## [Task]
Please continue the news report below on complaints about Hone Harawira's email comment, starting right after its last sentence and leaving the entries that follow it alone.
# START OF Selected extract
Wellington, Nov 20 NZPA - Hone Harawira's "white motherf..kers" comment has provoked 753 approaches to Race Relations Commissioner Joris de Bres, who says the vast majority complained they had been insulted.

"Beyond that, there is alarm and sadness in their perception of its likely effect on race relations," he said today.

"People have spoken of the divisiveness of such comments, they have spoken of their anger and outrage at both the views contained in the comment and what they hear as its racist and sexist content."

The Maori Party MP's comment, made in an email responding to criticism of an unauthorised trip to Paris while on a parliamentary visit to Europe, has caused serious problems for himself and his party.

Its leaders asked him a week ago to leave and become an independent MP, although they say their main concern is that he doesn't recognise party authority and behaves like an independent anyway.

Mr Harawira has said he is determined to stay in the party and he has a week left to decide his position.

Mr de Bres said many of the people who had approached his office expressed anger and frustration about what they saw as his and Prime Minister John Key's reluctance or lack of mandate to do anything about the comment.

"A number have spoken of what they see as a double standard in how they envisage the comment would have been responded to had it been made by someone who is not Maori," he said.
# END OF Selected extract
# START OF Stored records
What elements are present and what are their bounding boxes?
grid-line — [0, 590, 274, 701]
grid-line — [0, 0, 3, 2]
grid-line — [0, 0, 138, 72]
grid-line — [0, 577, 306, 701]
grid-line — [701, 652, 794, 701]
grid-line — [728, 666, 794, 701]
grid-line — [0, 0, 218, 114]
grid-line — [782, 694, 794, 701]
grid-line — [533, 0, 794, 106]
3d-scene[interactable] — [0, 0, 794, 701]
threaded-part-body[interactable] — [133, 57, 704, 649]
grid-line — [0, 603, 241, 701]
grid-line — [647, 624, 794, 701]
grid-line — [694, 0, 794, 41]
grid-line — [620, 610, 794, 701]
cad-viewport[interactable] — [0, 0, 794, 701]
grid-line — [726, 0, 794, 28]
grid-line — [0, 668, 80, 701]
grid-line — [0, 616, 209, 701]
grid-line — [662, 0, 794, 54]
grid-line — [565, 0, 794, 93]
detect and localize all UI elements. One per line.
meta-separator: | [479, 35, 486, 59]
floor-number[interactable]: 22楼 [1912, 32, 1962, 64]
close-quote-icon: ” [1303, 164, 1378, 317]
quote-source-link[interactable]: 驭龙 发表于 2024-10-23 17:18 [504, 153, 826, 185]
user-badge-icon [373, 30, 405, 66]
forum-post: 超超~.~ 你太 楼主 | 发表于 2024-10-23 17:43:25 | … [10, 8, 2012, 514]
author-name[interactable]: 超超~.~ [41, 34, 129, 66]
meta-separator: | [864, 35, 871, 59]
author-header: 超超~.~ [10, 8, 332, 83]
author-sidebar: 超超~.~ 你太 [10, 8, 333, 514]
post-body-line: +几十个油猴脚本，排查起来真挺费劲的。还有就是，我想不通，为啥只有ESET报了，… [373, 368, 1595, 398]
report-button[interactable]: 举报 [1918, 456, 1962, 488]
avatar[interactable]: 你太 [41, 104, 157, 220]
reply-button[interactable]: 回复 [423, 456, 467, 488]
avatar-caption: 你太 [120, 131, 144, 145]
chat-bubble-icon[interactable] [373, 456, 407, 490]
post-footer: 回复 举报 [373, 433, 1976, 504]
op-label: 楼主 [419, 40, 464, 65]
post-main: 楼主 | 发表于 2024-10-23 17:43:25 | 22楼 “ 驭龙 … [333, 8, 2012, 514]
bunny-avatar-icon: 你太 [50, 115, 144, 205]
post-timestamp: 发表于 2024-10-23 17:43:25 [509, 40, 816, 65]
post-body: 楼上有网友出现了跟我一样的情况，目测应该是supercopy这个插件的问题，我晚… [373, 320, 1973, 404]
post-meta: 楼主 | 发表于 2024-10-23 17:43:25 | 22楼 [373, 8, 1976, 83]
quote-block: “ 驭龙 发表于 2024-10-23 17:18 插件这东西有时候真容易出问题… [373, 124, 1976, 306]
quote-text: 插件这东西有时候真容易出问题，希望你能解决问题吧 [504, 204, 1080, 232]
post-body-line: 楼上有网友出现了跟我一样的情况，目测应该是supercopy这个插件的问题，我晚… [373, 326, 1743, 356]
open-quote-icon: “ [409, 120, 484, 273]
# END OF Stored records
## [Written response]
Mr de Bres said he was advocating "an effective response" from the Maori Party and was prepared to offer advice on how that could be achieved.

Mr Harawira is spending his time in the Te Tai Tokerau electorate he represents, talking to his local committee and his supporters.

He has made a qualified apology for his remark and has said he knows he needs to build bridges with those he has offended.

Maori Party co-leader Pita Sharples appeared to today indicate Mr Harawira would be allowed to stay in the party, saying it had coped with disagreements before.

"All I can say is it's got to go through a process and it will go through that process," he said.

Mr de Bres' statement came on the eve of a meeting of the Maori Party's national council, which has to decide what it will do in a week's time if Mr Harawira is still determined to stay.

The council is meeting in Otaki and will weigh up the risk of a backlash if it expels the MP, who is popular in his electorate, against the implications of allowing him to remain a member.